* [EXTRACTED RECORDS]
^^^^

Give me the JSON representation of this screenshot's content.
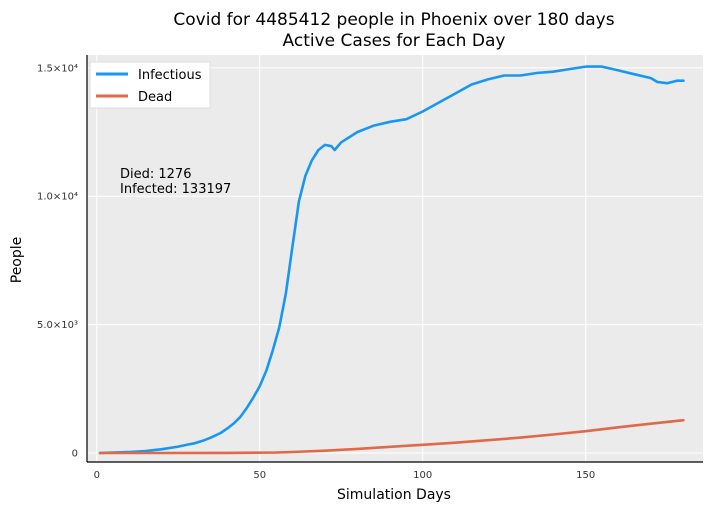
{
  "chart_data": {
    "type": "line",
    "title": "Covid for 4485412 people in Phoenix over 180 days",
    "subtitle": "Active Cases for Each Day",
    "xlabel": "Simulation Days",
    "ylabel": "People",
    "xlim": [
      -3,
      186
    ],
    "ylim": [
      -350,
      15500
    ],
    "x_ticks": [
      0,
      50,
      100,
      150
    ],
    "x_tick_labels": [
      "0",
      "50",
      "100",
      "150"
    ],
    "y_ticks": [
      0,
      5000,
      10000,
      15000
    ],
    "y_tick_labels": [
      "0",
      "5.0×10³",
      "1.0×10⁴",
      "1.5×10⁴"
    ],
    "grid": true,
    "legend_position": "top-left",
    "annotations": [
      "Died: 1276",
      "Infected: 133197"
    ],
    "colors": {
      "infectious": "#1997f0",
      "dead": "#e0694a",
      "plot_bg": "#ebebeb",
      "grid": "#ffffff"
    },
    "series": [
      {
        "name": "Infectious",
        "x": [
          1,
          5,
          10,
          15,
          20,
          25,
          28,
          30,
          33,
          35,
          38,
          40,
          42,
          44,
          46,
          48,
          50,
          52,
          54,
          56,
          58,
          60,
          62,
          64,
          66,
          68,
          70,
          72,
          73,
          75,
          80,
          85,
          90,
          95,
          100,
          105,
          110,
          115,
          120,
          125,
          130,
          135,
          140,
          145,
          150,
          155,
          160,
          165,
          170,
          172,
          175,
          178,
          180
        ],
        "values": [
          0,
          20,
          40,
          80,
          150,
          250,
          330,
          380,
          500,
          600,
          780,
          950,
          1150,
          1400,
          1750,
          2150,
          2600,
          3200,
          4000,
          4900,
          6200,
          8000,
          9800,
          10800,
          11400,
          11800,
          12000,
          11950,
          11800,
          12100,
          12500,
          12750,
          12900,
          13000,
          13300,
          13650,
          14000,
          14350,
          14550,
          14700,
          14700,
          14800,
          14850,
          14950,
          15050,
          15050,
          14900,
          14750,
          14600,
          14450,
          14400,
          14500,
          14500
        ]
      },
      {
        "name": "Dead",
        "x": [
          1,
          20,
          40,
          55,
          60,
          70,
          80,
          90,
          100,
          110,
          120,
          130,
          140,
          150,
          160,
          170,
          180
        ],
        "values": [
          0,
          0,
          5,
          20,
          40,
          90,
          160,
          240,
          320,
          400,
          500,
          600,
          720,
          850,
          1000,
          1140,
          1276
        ]
      }
    ]
  }
}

^^^^

* [WHAT THE TASK ASKS] Leaving the pictures aside, transcribe the entire listing exactly.

* [OUTPUT FOR THIS TASK]
Give me the JSON representation of this screenshot's content.
{
  "chart_data": {
    "type": "line",
    "title": "Covid for 4485412 people in Phoenix over 180 days",
    "subtitle": "Active Cases for Each Day",
    "xlabel": "Simulation Days",
    "ylabel": "People",
    "xlim": [
      -3,
      186
    ],
    "ylim": [
      -350,
      15500
    ],
    "x_ticks": [
      0,
      50,
      100,
      150
    ],
    "x_tick_labels": [
      "0",
      "50",
      "100",
      "150"
    ],
    "y_ticks": [
      0,
      5000,
      10000,
      15000
    ],
    "y_tick_labels": [
      "0",
      "5.0×10³",
      "1.0×10⁴",
      "1.5×10⁴"
    ],
    "grid": true,
    "legend_position": "top-left",
    "annotations": [
      "Died: 1276",
      "Infected: 133197"
    ],
    "colors": {
      "infectious": "#1997f0",
      "dead": "#e0694a",
      "plot_bg": "#ebebeb",
      "grid": "#ffffff"
    },
    "series": [
      {
        "name": "Infectious",
        "x": [
          1,
          5,
          10,
          15,
          20,
          25,
          28,
          30,
          33,
          35,
          38,
          40,
          42,
          44,
          46,
          48,
          50,
          52,
          54,
          56,
          58,
          60,
          62,
          64,
          66,
          68,
          70,
          72,
          73,
          75,
          80,
          85,
          90,
          95,
          100,
          105,
          110,
          115,
          120,
          125,
          130,
          135,
          140,
          145,
          150,
          155,
          160,
          165,
          170,
          172,
          175,
          178,
          180
        ],
        "values": [
          0,
          20,
          40,
          80,
          150,
          250,
          330,
          380,
          500,
          600,
          780,
          950,
          1150,
          1400,
          1750,
          2150,
          2600,
          3200,
          4000,
          4900,
          6200,
          8000,
          9800,
          10800,
          11400,
          11800,
          12000,
          11950,
          11800,
          12100,
          12500,
          12750,
          12900,
          13000,
          13300,
          13650,
          14000,
          14350,
          14550,
          14700,
          14700,
          14800,
          14850,
          14950,
          15050,
          15050,
          14900,
          14750,
          14600,
          14450,
          14400,
          14500,
          14500
        ]
      },
      {
        "name": "Dead",
        "x": [
          1,
          20,
          40,
          55,
          60,
          70,
          80,
          90,
          100,
          110,
          120,
          130,
          140,
          150,
          160,
          170,
          180
        ],
        "values": [
          0,
          0,
          5,
          20,
          40,
          90,
          160,
          240,
          320,
          400,
          500,
          600,
          720,
          850,
          1000,
          1140,
          1276
        ]
      }
    ]
  }
}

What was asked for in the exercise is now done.